Structured figure records
--

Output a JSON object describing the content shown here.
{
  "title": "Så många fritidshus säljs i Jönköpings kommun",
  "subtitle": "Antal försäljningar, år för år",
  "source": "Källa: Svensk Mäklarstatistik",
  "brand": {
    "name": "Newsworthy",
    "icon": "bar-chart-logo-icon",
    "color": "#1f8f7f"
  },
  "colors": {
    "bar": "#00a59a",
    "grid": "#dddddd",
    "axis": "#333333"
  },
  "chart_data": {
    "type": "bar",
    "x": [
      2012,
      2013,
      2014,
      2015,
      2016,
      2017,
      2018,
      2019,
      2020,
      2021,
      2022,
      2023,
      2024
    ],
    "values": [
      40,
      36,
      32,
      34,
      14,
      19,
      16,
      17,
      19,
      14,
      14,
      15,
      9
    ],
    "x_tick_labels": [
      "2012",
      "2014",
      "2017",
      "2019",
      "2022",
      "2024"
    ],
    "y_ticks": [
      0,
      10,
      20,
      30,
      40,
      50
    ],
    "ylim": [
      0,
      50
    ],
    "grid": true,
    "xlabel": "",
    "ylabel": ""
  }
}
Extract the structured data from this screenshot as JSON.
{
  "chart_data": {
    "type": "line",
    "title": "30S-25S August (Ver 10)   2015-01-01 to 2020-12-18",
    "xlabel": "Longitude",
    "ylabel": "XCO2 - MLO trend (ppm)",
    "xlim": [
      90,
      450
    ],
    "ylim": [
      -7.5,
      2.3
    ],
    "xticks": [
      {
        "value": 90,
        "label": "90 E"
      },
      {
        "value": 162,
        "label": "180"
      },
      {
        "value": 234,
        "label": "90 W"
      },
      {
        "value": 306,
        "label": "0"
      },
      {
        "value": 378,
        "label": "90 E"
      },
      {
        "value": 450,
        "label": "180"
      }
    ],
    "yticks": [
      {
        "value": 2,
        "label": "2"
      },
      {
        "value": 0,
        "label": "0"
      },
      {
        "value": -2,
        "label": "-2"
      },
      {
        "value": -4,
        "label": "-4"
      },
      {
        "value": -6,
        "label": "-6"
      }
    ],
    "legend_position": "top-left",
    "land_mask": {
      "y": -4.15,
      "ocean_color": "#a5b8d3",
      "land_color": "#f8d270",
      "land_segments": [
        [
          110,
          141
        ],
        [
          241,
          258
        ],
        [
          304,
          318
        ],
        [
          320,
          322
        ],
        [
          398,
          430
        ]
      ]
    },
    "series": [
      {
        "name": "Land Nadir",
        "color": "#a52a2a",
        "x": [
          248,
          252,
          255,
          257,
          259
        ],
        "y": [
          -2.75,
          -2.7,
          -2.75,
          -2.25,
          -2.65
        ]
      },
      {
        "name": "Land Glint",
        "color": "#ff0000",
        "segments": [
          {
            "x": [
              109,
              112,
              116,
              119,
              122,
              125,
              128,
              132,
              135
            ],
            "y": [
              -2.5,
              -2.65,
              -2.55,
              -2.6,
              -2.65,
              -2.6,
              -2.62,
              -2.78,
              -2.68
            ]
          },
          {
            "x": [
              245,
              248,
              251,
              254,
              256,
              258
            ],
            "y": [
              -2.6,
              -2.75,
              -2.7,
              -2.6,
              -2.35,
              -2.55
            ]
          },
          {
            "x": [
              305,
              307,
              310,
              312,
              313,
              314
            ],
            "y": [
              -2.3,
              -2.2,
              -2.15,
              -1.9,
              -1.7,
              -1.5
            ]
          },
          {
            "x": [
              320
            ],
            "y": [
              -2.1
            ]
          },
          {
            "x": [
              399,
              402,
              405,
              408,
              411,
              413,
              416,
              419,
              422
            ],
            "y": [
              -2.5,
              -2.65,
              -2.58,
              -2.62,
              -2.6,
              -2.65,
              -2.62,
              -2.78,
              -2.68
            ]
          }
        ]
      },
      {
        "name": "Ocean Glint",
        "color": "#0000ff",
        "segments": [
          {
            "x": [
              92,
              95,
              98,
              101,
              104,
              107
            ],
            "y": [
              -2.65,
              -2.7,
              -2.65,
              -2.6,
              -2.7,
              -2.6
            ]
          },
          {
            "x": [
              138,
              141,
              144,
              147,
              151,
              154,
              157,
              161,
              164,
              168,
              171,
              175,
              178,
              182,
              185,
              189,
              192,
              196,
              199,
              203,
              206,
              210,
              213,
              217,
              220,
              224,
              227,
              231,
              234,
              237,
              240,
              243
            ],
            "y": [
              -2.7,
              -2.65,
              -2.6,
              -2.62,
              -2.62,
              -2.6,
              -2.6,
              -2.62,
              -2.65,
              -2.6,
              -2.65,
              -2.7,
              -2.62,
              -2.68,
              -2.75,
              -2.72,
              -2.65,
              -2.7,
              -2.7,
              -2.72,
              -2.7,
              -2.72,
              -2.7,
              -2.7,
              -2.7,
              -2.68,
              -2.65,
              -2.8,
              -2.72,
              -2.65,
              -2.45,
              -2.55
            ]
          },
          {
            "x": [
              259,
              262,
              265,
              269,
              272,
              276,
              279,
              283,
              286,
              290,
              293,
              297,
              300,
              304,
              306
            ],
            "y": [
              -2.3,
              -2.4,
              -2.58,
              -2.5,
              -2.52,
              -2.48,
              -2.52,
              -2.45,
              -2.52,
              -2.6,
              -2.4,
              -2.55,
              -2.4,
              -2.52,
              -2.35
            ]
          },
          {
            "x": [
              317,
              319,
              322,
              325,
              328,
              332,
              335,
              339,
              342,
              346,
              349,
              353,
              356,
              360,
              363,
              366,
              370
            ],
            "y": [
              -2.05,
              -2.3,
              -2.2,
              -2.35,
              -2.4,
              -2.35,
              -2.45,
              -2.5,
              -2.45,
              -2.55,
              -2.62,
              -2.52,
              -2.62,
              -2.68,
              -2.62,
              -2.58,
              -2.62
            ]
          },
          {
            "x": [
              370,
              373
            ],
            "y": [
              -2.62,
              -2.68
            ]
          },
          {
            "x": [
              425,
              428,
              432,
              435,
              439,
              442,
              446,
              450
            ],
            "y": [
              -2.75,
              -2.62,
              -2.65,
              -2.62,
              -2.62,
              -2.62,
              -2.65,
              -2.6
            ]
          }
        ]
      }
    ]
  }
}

--

Show every line where the string "JSON" appears.

▶ [Result of this exercise]:
Output a JSON object describing the content shown here.
Extract the structured data from this screenshot as JSON.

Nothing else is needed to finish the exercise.